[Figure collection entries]
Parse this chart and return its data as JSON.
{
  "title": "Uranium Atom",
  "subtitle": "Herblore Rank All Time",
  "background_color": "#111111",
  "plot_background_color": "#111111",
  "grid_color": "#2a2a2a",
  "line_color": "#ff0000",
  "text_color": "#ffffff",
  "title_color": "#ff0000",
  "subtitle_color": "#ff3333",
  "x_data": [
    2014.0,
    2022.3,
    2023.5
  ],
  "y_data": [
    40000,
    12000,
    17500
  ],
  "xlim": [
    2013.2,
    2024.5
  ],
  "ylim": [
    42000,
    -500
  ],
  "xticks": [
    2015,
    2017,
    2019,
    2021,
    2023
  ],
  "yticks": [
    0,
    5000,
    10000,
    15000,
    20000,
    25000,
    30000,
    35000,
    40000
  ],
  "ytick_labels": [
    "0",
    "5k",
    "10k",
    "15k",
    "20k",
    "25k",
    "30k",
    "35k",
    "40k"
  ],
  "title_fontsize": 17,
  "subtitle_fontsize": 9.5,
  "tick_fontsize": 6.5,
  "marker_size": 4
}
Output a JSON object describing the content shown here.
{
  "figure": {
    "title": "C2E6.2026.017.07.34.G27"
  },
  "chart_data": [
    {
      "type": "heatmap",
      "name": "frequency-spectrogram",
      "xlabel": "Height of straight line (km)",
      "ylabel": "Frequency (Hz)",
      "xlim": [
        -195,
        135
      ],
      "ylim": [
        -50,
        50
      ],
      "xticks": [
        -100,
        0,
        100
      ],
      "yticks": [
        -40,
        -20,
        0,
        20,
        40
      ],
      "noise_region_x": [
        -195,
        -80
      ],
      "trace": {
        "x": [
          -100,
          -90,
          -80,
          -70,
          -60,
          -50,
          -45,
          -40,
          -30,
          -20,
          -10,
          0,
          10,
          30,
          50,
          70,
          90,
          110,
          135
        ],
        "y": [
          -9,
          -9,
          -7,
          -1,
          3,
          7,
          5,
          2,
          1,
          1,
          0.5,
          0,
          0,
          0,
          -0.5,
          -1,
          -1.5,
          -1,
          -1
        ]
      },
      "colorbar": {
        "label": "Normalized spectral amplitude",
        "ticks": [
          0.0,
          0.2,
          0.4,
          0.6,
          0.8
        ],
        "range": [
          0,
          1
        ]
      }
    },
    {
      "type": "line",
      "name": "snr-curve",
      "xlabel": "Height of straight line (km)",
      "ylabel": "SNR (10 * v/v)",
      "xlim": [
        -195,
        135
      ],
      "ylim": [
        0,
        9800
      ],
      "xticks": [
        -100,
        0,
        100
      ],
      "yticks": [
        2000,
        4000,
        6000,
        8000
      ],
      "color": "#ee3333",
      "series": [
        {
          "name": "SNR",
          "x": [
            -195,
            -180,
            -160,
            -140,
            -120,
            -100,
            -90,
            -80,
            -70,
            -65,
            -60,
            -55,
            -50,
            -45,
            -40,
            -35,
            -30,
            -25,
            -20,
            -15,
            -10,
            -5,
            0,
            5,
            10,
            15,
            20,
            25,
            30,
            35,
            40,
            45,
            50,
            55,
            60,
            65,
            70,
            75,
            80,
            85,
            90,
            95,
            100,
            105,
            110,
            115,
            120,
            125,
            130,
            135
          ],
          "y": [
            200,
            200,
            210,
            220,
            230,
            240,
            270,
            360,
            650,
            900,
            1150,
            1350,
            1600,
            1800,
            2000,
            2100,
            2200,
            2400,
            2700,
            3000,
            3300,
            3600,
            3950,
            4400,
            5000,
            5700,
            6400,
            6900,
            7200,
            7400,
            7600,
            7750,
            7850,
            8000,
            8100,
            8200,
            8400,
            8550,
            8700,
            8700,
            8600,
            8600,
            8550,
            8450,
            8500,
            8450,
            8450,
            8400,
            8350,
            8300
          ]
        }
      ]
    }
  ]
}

_Work to be completed:_
Retype every record above exactly as it appears.

_Exercise answer:_
Parse this chart and return its data as JSON.
{
  "title": "Uranium Atom",
  "subtitle": "Herblore Rank All Time",
  "background_color": "#111111",
  "plot_background_color": "#111111",
  "grid_color": "#2a2a2a",
  "line_color": "#ff0000",
  "text_color": "#ffffff",
  "title_color": "#ff0000",
  "subtitle_color": "#ff3333",
  "x_data": [
    2014.0,
    2022.3,
    2023.5
  ],
  "y_data": [
    40000,
    12000,
    17500
  ],
  "xlim": [
    2013.2,
    2024.5
  ],
  "ylim": [
    42000,
    -500
  ],
  "xticks": [
    2015,
    2017,
    2019,
    2021,
    2023
  ],
  "yticks": [
    0,
    5000,
    10000,
    15000,
    20000,
    25000,
    30000,
    35000,
    40000
  ],
  "ytick_labels": [
    "0",
    "5k",
    "10k",
    "15k",
    "20k",
    "25k",
    "30k",
    "35k",
    "40k"
  ],
  "title_fontsize": 17,
  "subtitle_fontsize": 9.5,
  "tick_fontsize": 6.5,
  "marker_size": 4
}
Output a JSON object describing the content shown here.
{
  "figure": {
    "title": "C2E6.2026.017.07.34.G27"
  },
  "chart_data": [
    {
      "type": "heatmap",
      "name": "frequency-spectrogram",
      "xlabel": "Height of straight line (km)",
      "ylabel": "Frequency (Hz)",
      "xlim": [
        -195,
        135
      ],
      "ylim": [
        -50,
        50
      ],
      "xticks": [
        -100,
        0,
        100
      ],
      "yticks": [
        -40,
        -20,
        0,
        20,
        40
      ],
      "noise_region_x": [
        -195,
        -80
      ],
      "trace": {
        "x": [
          -100,
          -90,
          -80,
          -70,
          -60,
          -50,
          -45,
          -40,
          -30,
          -20,
          -10,
          0,
          10,
          30,
          50,
          70,
          90,
          110,
          135
        ],
        "y": [
          -9,
          -9,
          -7,
          -1,
          3,
          7,
          5,
          2,
          1,
          1,
          0.5,
          0,
          0,
          0,
          -0.5,
          -1,
          -1.5,
          -1,
          -1
        ]
      },
      "colorbar": {
        "label": "Normalized spectral amplitude",
        "ticks": [
          0.0,
          0.2,
          0.4,
          0.6,
          0.8
        ],
        "range": [
          0,
          1
        ]
      }
    },
    {
      "type": "line",
      "name": "snr-curve",
      "xlabel": "Height of straight line (km)",
      "ylabel": "SNR (10 * v/v)",
      "xlim": [
        -195,
        135
      ],
      "ylim": [
        0,
        9800
      ],
      "xticks": [
        -100,
        0,
        100
      ],
      "yticks": [
        2000,
        4000,
        6000,
        8000
      ],
      "color": "#ee3333",
      "series": [
        {
          "name": "SNR",
          "x": [
            -195,
            -180,
            -160,
            -140,
            -120,
            -100,
            -90,
            -80,
            -70,
            -65,
            -60,
            -55,
            -50,
            -45,
            -40,
            -35,
            -30,
            -25,
            -20,
            -15,
            -10,
            -5,
            0,
            5,
            10,
            15,
            20,
            25,
            30,
            35,
            40,
            45,
            50,
            55,
            60,
            65,
            70,
            75,
            80,
            85,
            90,
            95,
            100,
            105,
            110,
            115,
            120,
            125,
            130,
            135
          ],
          "y": [
            200,
            200,
            210,
            220,
            230,
            240,
            270,
            360,
            650,
            900,
            1150,
            1350,
            1600,
            1800,
            2000,
            2100,
            2200,
            2400,
            2700,
            3000,
            3300,
            3600,
            3950,
            4400,
            5000,
            5700,
            6400,
            6900,
            7200,
            7400,
            7600,
            7750,
            7850,
            8000,
            8100,
            8200,
            8400,
            8550,
            8700,
            8700,
            8600,
            8600,
            8550,
            8450,
            8500,
            8450,
            8450,
            8400,
            8350,
            8300
          ]
        }
      ]
    }
  ]
}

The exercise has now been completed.